Look for "heading" in each line of the entries, and return the matching lines.

━━ DATA SHOWN ━━

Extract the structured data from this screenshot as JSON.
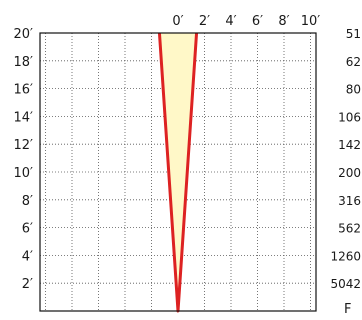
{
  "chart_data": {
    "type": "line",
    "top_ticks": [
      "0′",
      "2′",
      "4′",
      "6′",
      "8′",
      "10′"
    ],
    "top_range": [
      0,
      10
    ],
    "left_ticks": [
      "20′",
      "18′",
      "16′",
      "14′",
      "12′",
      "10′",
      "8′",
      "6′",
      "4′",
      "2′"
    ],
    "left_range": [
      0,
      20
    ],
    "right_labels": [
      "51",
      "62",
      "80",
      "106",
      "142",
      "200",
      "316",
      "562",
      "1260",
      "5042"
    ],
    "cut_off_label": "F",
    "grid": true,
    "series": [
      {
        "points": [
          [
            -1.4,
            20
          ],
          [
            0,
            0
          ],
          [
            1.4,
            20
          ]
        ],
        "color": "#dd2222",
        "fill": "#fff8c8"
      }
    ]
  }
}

━━━
━━ DATA SHOWN ━━

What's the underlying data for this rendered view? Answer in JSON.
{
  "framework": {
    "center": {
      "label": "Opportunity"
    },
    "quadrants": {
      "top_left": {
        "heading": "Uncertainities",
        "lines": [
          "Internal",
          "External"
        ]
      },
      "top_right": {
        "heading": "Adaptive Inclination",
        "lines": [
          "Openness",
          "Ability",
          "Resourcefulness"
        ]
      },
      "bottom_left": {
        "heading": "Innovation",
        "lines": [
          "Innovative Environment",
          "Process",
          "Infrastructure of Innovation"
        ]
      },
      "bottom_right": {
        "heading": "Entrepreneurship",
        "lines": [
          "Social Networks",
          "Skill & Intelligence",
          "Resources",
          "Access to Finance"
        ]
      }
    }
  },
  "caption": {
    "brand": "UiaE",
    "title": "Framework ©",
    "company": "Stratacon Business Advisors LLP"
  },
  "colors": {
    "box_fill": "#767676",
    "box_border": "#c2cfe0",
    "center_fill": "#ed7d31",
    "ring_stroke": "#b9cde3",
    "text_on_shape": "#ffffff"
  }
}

━━━
━━ DATA SHOWN ━━

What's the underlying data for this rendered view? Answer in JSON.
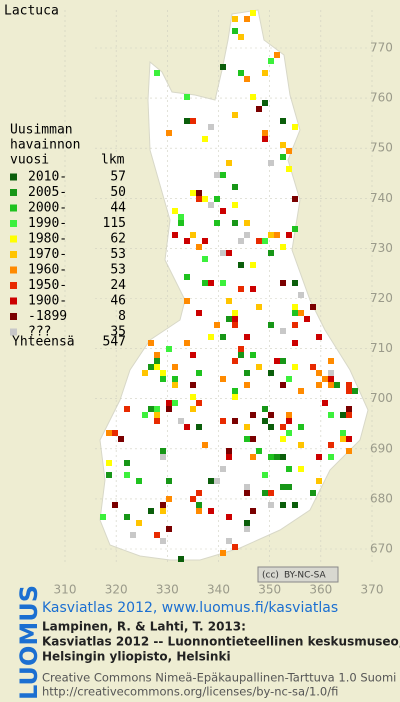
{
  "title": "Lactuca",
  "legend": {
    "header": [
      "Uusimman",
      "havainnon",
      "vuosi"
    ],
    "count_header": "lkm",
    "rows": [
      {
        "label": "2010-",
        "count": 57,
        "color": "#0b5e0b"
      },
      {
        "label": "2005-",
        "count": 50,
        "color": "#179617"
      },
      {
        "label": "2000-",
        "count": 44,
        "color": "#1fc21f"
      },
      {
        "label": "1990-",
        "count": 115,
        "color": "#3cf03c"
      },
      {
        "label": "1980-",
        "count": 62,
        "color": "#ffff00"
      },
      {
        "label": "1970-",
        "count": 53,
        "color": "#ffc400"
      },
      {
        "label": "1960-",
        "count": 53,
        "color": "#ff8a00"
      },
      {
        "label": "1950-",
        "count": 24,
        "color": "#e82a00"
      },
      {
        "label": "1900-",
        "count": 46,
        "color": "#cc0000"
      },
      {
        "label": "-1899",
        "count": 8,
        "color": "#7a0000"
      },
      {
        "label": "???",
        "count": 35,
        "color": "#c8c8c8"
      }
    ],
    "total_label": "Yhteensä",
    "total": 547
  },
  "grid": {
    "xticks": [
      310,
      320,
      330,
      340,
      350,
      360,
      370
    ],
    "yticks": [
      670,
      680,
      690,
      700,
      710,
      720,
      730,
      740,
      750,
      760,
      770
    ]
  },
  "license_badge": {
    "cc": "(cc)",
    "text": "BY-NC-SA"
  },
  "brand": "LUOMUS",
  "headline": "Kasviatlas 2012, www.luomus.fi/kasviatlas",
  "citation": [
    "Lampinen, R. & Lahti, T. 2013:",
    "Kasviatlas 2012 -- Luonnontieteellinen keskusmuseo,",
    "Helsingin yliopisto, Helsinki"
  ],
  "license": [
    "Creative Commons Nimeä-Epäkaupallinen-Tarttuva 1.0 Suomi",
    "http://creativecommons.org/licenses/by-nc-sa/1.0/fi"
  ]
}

━━━

PROBLEM SOLUTION
        "heading": "Uncertainities",
        "heading": "Adaptive Inclination",
        "heading": "Innovation",
        "heading": "Entrepreneurship",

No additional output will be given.